__TASK REQUIREMENTS__:
Output every record word for word.

__ITEMS__:
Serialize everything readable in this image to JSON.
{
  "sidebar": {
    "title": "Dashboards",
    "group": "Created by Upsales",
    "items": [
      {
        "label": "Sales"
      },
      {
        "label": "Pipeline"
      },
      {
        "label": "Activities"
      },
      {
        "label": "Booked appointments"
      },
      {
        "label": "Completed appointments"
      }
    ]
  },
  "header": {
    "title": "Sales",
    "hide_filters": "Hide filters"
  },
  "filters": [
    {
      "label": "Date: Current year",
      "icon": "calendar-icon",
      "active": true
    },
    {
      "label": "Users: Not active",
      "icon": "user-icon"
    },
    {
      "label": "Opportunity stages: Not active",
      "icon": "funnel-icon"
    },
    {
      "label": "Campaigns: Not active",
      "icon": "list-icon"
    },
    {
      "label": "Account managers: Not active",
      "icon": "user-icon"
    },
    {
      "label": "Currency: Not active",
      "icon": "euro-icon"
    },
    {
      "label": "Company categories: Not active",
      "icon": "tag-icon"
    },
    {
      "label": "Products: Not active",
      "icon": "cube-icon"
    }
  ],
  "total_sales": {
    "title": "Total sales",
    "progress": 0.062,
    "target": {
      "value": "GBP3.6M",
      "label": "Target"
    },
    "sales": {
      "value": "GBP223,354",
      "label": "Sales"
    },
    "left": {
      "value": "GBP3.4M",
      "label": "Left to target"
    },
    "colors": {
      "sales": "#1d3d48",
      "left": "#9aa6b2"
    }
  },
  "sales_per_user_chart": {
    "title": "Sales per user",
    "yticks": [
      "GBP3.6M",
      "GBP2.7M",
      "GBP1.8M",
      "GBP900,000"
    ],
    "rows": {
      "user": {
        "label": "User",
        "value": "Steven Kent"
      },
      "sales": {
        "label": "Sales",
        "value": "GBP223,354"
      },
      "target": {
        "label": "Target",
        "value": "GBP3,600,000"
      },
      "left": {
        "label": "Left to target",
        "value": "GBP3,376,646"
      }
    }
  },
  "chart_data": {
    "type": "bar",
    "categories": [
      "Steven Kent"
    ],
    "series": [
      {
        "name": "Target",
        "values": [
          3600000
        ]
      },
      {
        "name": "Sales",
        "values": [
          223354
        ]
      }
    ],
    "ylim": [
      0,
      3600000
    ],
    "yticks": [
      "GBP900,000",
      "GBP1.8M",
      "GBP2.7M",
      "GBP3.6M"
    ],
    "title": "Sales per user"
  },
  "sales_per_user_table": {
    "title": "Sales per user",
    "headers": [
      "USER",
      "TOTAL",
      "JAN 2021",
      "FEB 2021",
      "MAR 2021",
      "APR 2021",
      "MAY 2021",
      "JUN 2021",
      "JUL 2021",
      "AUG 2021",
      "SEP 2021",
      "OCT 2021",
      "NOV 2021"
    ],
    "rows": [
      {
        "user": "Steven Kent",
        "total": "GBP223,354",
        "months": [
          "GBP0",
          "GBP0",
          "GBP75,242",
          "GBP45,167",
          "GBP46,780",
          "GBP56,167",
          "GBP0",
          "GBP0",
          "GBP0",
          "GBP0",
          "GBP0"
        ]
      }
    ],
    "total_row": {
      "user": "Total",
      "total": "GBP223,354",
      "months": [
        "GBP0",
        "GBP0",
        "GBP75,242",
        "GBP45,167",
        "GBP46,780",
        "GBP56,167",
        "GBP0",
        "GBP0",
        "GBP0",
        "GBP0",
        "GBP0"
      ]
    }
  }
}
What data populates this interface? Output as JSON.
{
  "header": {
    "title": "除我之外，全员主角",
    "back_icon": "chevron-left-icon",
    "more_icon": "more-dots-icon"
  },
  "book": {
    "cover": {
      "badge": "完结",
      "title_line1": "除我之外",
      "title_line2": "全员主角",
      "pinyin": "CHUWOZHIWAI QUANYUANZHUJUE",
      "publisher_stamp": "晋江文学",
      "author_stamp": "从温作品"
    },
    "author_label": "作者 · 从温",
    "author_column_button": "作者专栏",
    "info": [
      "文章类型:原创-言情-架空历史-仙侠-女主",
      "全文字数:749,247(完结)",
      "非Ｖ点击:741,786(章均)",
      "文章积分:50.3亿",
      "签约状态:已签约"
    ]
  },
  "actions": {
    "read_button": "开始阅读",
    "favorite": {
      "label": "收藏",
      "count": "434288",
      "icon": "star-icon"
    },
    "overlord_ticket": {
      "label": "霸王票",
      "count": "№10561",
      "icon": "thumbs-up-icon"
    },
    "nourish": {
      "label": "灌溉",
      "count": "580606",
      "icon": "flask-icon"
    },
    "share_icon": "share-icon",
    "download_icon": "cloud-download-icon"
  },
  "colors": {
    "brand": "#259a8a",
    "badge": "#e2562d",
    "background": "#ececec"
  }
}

__SOLUTION TO THIS TASK__:
Serialize everything readable in this image to JSON.
{
  "sidebar": {
    "title": "Dashboards",
    "group": "Created by Upsales",
    "items": [
      {
        "label": "Sales"
      },
      {
        "label": "Pipeline"
      },
      {
        "label": "Activities"
      },
      {
        "label": "Booked appointments"
      },
      {
        "label": "Completed appointments"
      }
    ]
  },
  "header": {
    "title": "Sales",
    "hide_filters": "Hide filters"
  },
  "filters": [
    {
      "label": "Date: Current year",
      "icon": "calendar-icon",
      "active": true
    },
    {
      "label": "Users: Not active",
      "icon": "user-icon"
    },
    {
      "label": "Opportunity stages: Not active",
      "icon": "funnel-icon"
    },
    {
      "label": "Campaigns: Not active",
      "icon": "list-icon"
    },
    {
      "label": "Account managers: Not active",
      "icon": "user-icon"
    },
    {
      "label": "Currency: Not active",
      "icon": "euro-icon"
    },
    {
      "label": "Company categories: Not active",
      "icon": "tag-icon"
    },
    {
      "label": "Products: Not active",
      "icon": "cube-icon"
    }
  ],
  "total_sales": {
    "title": "Total sales",
    "progress": 0.062,
    "target": {
      "value": "GBP3.6M",
      "label": "Target"
    },
    "sales": {
      "value": "GBP223,354",
      "label": "Sales"
    },
    "left": {
      "value": "GBP3.4M",
      "label": "Left to target"
    },
    "colors": {
      "sales": "#1d3d48",
      "left": "#9aa6b2"
    }
  },
  "sales_per_user_chart": {
    "title": "Sales per user",
    "yticks": [
      "GBP3.6M",
      "GBP2.7M",
      "GBP1.8M",
      "GBP900,000"
    ],
    "rows": {
      "user": {
        "label": "User",
        "value": "Steven Kent"
      },
      "sales": {
        "label": "Sales",
        "value": "GBP223,354"
      },
      "target": {
        "label": "Target",
        "value": "GBP3,600,000"
      },
      "left": {
        "label": "Left to target",
        "value": "GBP3,376,646"
      }
    }
  },
  "chart_data": {
    "type": "bar",
    "categories": [
      "Steven Kent"
    ],
    "series": [
      {
        "name": "Target",
        "values": [
          3600000
        ]
      },
      {
        "name": "Sales",
        "values": [
          223354
        ]
      }
    ],
    "ylim": [
      0,
      3600000
    ],
    "yticks": [
      "GBP900,000",
      "GBP1.8M",
      "GBP2.7M",
      "GBP3.6M"
    ],
    "title": "Sales per user"
  },
  "sales_per_user_table": {
    "title": "Sales per user",
    "headers": [
      "USER",
      "TOTAL",
      "JAN 2021",
      "FEB 2021",
      "MAR 2021",
      "APR 2021",
      "MAY 2021",
      "JUN 2021",
      "JUL 2021",
      "AUG 2021",
      "SEP 2021",
      "OCT 2021",
      "NOV 2021"
    ],
    "rows": [
      {
        "user": "Steven Kent",
        "total": "GBP223,354",
        "months": [
          "GBP0",
          "GBP0",
          "GBP75,242",
          "GBP45,167",
          "GBP46,780",
          "GBP56,167",
          "GBP0",
          "GBP0",
          "GBP0",
          "GBP0",
          "GBP0"
        ]
      }
    ],
    "total_row": {
      "user": "Total",
      "total": "GBP223,354",
      "months": [
        "GBP0",
        "GBP0",
        "GBP75,242",
        "GBP45,167",
        "GBP46,780",
        "GBP56,167",
        "GBP0",
        "GBP0",
        "GBP0",
        "GBP0",
        "GBP0"
      ]
    }
  }
}
What data populates this interface? Output as JSON.
{
  "header": {
    "title": "除我之外，全员主角",
    "back_icon": "chevron-left-icon",
    "more_icon": "more-dots-icon"
  },
  "book": {
    "cover": {
      "badge": "完结",
      "title_line1": "除我之外",
      "title_line2": "全员主角",
      "pinyin": "CHUWOZHIWAI QUANYUANZHUJUE",
      "publisher_stamp": "晋江文学",
      "author_stamp": "从温作品"
    },
    "author_label": "作者 · 从温",
    "author_column_button": "作者专栏",
    "info": [
      "文章类型:原创-言情-架空历史-仙侠-女主",
      "全文字数:749,247(完结)",
      "非Ｖ点击:741,786(章均)",
      "文章积分:50.3亿",
      "签约状态:已签约"
    ]
  },
  "actions": {
    "read_button": "开始阅读",
    "favorite": {
      "label": "收藏",
      "count": "434288",
      "icon": "star-icon"
    },
    "overlord_ticket": {
      "label": "霸王票",
      "count": "№10561",
      "icon": "thumbs-up-icon"
    },
    "nourish": {
      "label": "灌溉",
      "count": "580606",
      "icon": "flask-icon"
    },
    "share_icon": "share-icon",
    "download_icon": "cloud-download-icon"
  },
  "colors": {
    "brand": "#259a8a",
    "badge": "#e2562d",
    "background": "#ececec"
  }
}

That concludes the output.